> _To be done_
Please quote the material exactly, every line of it.

[Recorded data]

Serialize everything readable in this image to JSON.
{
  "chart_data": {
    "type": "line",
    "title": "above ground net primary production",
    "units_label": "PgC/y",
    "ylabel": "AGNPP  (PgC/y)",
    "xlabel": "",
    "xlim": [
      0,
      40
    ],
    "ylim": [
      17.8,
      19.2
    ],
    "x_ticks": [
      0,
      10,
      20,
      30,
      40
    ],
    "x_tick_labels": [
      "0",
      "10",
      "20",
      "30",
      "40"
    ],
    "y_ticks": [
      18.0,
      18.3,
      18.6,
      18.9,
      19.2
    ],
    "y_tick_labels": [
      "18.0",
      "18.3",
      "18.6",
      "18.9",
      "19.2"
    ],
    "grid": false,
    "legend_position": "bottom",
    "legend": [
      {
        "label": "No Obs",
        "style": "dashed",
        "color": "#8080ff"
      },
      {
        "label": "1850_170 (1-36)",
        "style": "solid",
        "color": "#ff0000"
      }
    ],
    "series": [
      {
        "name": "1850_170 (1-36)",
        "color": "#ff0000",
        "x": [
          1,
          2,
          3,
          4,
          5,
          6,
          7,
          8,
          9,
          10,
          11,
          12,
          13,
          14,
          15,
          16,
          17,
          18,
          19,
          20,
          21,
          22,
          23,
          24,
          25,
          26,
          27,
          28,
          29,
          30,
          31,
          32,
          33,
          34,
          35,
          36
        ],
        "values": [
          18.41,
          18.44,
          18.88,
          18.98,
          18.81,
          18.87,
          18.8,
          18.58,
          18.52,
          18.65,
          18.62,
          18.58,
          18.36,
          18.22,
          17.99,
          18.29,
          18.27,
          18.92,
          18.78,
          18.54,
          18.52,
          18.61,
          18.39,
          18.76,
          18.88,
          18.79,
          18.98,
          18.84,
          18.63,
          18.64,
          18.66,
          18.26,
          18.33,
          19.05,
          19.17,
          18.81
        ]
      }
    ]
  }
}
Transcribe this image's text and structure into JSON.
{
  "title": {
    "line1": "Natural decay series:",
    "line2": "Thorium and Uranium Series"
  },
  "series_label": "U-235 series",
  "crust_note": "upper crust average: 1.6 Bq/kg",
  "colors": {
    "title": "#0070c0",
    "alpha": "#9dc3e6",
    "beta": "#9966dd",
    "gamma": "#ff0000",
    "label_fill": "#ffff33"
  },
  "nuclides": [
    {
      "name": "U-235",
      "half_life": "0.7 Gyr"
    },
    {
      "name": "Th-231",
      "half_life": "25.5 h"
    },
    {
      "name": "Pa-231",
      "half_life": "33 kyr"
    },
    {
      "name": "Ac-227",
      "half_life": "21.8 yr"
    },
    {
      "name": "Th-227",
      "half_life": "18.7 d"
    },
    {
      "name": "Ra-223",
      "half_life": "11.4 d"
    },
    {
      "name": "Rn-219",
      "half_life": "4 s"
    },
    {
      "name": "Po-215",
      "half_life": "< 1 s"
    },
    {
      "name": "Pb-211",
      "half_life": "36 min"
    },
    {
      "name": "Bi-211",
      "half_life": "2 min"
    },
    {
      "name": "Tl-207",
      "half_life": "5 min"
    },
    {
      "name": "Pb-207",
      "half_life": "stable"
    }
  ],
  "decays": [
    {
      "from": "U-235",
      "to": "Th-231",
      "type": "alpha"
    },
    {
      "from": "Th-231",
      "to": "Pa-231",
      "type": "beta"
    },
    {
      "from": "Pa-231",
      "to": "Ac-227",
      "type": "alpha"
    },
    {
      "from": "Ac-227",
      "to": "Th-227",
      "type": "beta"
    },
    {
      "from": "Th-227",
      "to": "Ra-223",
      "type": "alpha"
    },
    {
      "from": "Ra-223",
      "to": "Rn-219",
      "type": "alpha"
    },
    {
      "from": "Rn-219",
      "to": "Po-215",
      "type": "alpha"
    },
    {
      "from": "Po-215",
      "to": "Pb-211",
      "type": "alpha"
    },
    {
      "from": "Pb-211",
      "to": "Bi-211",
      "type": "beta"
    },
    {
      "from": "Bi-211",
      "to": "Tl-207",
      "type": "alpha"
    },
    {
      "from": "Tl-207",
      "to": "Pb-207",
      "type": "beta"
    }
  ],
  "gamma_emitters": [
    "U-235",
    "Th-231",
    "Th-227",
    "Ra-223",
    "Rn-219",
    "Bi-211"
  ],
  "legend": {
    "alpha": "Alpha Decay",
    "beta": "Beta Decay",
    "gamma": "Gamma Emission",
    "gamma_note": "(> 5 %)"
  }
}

> _Task output_
Serialize everything readable in this image to JSON.
{
  "chart_data": {
    "type": "line",
    "title": "above ground net primary production",
    "units_label": "PgC/y",
    "ylabel": "AGNPP  (PgC/y)",
    "xlabel": "",
    "xlim": [
      0,
      40
    ],
    "ylim": [
      17.8,
      19.2
    ],
    "x_ticks": [
      0,
      10,
      20,
      30,
      40
    ],
    "x_tick_labels": [
      "0",
      "10",
      "20",
      "30",
      "40"
    ],
    "y_ticks": [
      18.0,
      18.3,
      18.6,
      18.9,
      19.2
    ],
    "y_tick_labels": [
      "18.0",
      "18.3",
      "18.6",
      "18.9",
      "19.2"
    ],
    "grid": false,
    "legend_position": "bottom",
    "legend": [
      {
        "label": "No Obs",
        "style": "dashed",
        "color": "#8080ff"
      },
      {
        "label": "1850_170 (1-36)",
        "style": "solid",
        "color": "#ff0000"
      }
    ],
    "series": [
      {
        "name": "1850_170 (1-36)",
        "color": "#ff0000",
        "x": [
          1,
          2,
          3,
          4,
          5,
          6,
          7,
          8,
          9,
          10,
          11,
          12,
          13,
          14,
          15,
          16,
          17,
          18,
          19,
          20,
          21,
          22,
          23,
          24,
          25,
          26,
          27,
          28,
          29,
          30,
          31,
          32,
          33,
          34,
          35,
          36
        ],
        "values": [
          18.41,
          18.44,
          18.88,
          18.98,
          18.81,
          18.87,
          18.8,
          18.58,
          18.52,
          18.65,
          18.62,
          18.58,
          18.36,
          18.22,
          17.99,
          18.29,
          18.27,
          18.92,
          18.78,
          18.54,
          18.52,
          18.61,
          18.39,
          18.76,
          18.88,
          18.79,
          18.98,
          18.84,
          18.63,
          18.64,
          18.66,
          18.26,
          18.33,
          19.05,
          19.17,
          18.81
        ]
      }
    ]
  }
}
Transcribe this image's text and structure into JSON.
{
  "title": {
    "line1": "Natural decay series:",
    "line2": "Thorium and Uranium Series"
  },
  "series_label": "U-235 series",
  "crust_note": "upper crust average: 1.6 Bq/kg",
  "colors": {
    "title": "#0070c0",
    "alpha": "#9dc3e6",
    "beta": "#9966dd",
    "gamma": "#ff0000",
    "label_fill": "#ffff33"
  },
  "nuclides": [
    {
      "name": "U-235",
      "half_life": "0.7 Gyr"
    },
    {
      "name": "Th-231",
      "half_life": "25.5 h"
    },
    {
      "name": "Pa-231",
      "half_life": "33 kyr"
    },
    {
      "name": "Ac-227",
      "half_life": "21.8 yr"
    },
    {
      "name": "Th-227",
      "half_life": "18.7 d"
    },
    {
      "name": "Ra-223",
      "half_life": "11.4 d"
    },
    {
      "name": "Rn-219",
      "half_life": "4 s"
    },
    {
      "name": "Po-215",
      "half_life": "< 1 s"
    },
    {
      "name": "Pb-211",
      "half_life": "36 min"
    },
    {
      "name": "Bi-211",
      "half_life": "2 min"
    },
    {
      "name": "Tl-207",
      "half_life": "5 min"
    },
    {
      "name": "Pb-207",
      "half_life": "stable"
    }
  ],
  "decays": [
    {
      "from": "U-235",
      "to": "Th-231",
      "type": "alpha"
    },
    {
      "from": "Th-231",
      "to": "Pa-231",
      "type": "beta"
    },
    {
      "from": "Pa-231",
      "to": "Ac-227",
      "type": "alpha"
    },
    {
      "from": "Ac-227",
      "to": "Th-227",
      "type": "beta"
    },
    {
      "from": "Th-227",
      "to": "Ra-223",
      "type": "alpha"
    },
    {
      "from": "Ra-223",
      "to": "Rn-219",
      "type": "alpha"
    },
    {
      "from": "Rn-219",
      "to": "Po-215",
      "type": "alpha"
    },
    {
      "from": "Po-215",
      "to": "Pb-211",
      "type": "alpha"
    },
    {
      "from": "Pb-211",
      "to": "Bi-211",
      "type": "beta"
    },
    {
      "from": "Bi-211",
      "to": "Tl-207",
      "type": "alpha"
    },
    {
      "from": "Tl-207",
      "to": "Pb-207",
      "type": "beta"
    }
  ],
  "gamma_emitters": [
    "U-235",
    "Th-231",
    "Th-227",
    "Ra-223",
    "Rn-219",
    "Bi-211"
  ],
  "legend": {
    "alpha": "Alpha Decay",
    "beta": "Beta Decay",
    "gamma": "Gamma Emission",
    "gamma_note": "(> 5 %)"
  }
}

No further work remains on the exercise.